§ What you have to do:
Copy the lines below as they are; omit the images they contain.

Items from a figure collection
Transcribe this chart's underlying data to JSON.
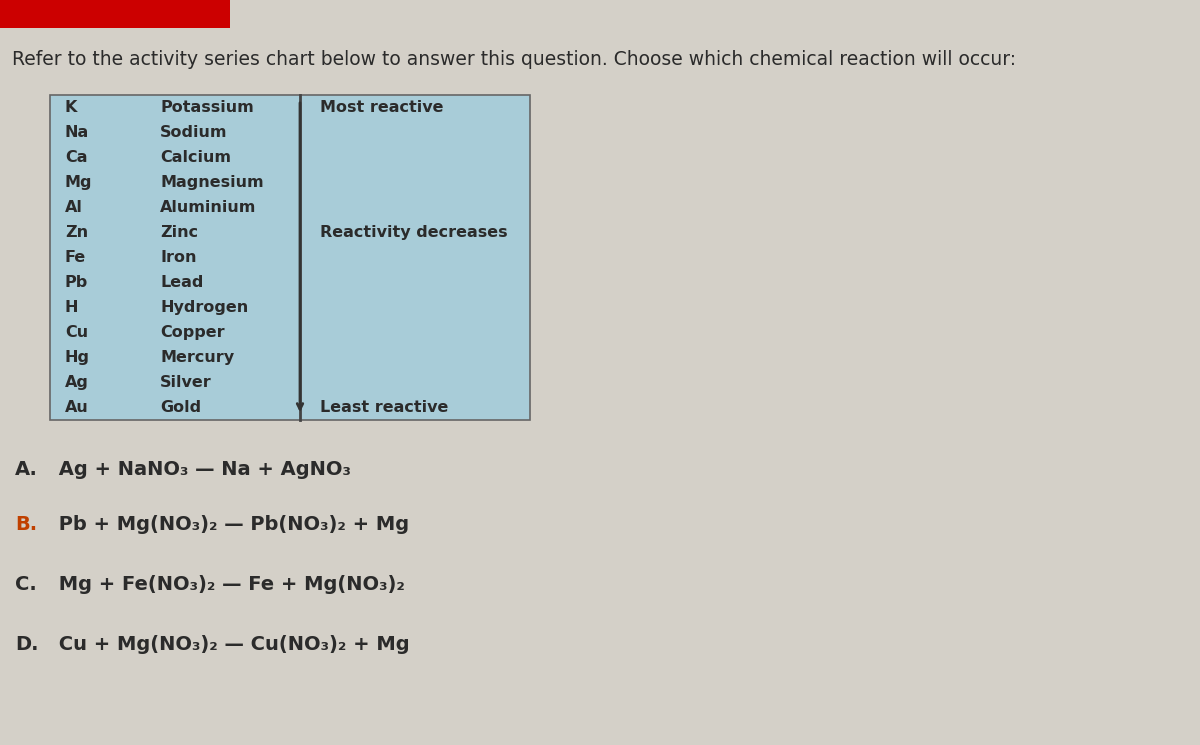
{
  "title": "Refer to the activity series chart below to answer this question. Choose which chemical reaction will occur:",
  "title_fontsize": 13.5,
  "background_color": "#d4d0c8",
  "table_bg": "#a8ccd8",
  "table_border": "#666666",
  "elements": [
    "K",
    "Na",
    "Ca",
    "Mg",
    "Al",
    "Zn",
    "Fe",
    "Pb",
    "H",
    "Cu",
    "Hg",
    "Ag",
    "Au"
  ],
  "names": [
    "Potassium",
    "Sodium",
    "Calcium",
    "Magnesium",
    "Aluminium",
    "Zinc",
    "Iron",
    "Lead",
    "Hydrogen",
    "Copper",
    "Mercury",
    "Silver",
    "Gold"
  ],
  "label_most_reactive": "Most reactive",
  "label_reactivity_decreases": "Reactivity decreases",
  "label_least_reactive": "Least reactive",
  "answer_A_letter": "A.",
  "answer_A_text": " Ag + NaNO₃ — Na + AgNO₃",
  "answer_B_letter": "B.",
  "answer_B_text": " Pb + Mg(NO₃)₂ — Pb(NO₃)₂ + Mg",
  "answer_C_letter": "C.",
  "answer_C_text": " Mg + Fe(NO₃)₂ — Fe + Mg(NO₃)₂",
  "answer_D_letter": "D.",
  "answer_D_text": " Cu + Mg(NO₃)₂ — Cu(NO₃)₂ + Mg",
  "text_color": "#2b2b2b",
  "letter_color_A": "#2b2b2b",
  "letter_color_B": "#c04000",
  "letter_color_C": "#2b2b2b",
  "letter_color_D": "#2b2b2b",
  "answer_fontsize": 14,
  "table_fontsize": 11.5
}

§ Output of the task:
Transcribe this chart's underlying data to JSON.
{
  "title": "Refer to the activity series chart below to answer this question. Choose which chemical reaction will occur:",
  "title_fontsize": 13.5,
  "background_color": "#d4d0c8",
  "table_bg": "#a8ccd8",
  "table_border": "#666666",
  "elements": [
    "K",
    "Na",
    "Ca",
    "Mg",
    "Al",
    "Zn",
    "Fe",
    "Pb",
    "H",
    "Cu",
    "Hg",
    "Ag",
    "Au"
  ],
  "names": [
    "Potassium",
    "Sodium",
    "Calcium",
    "Magnesium",
    "Aluminium",
    "Zinc",
    "Iron",
    "Lead",
    "Hydrogen",
    "Copper",
    "Mercury",
    "Silver",
    "Gold"
  ],
  "label_most_reactive": "Most reactive",
  "label_reactivity_decreases": "Reactivity decreases",
  "label_least_reactive": "Least reactive",
  "answer_A_letter": "A.",
  "answer_A_text": " Ag + NaNO₃ — Na + AgNO₃",
  "answer_B_letter": "B.",
  "answer_B_text": " Pb + Mg(NO₃)₂ — Pb(NO₃)₂ + Mg",
  "answer_C_letter": "C.",
  "answer_C_text": " Mg + Fe(NO₃)₂ — Fe + Mg(NO₃)₂",
  "answer_D_letter": "D.",
  "answer_D_text": " Cu + Mg(NO₃)₂ — Cu(NO₃)₂ + Mg",
  "text_color": "#2b2b2b",
  "letter_color_A": "#2b2b2b",
  "letter_color_B": "#c04000",
  "letter_color_C": "#2b2b2b",
  "letter_color_D": "#2b2b2b",
  "answer_fontsize": 14,
  "table_fontsize": 11.5
}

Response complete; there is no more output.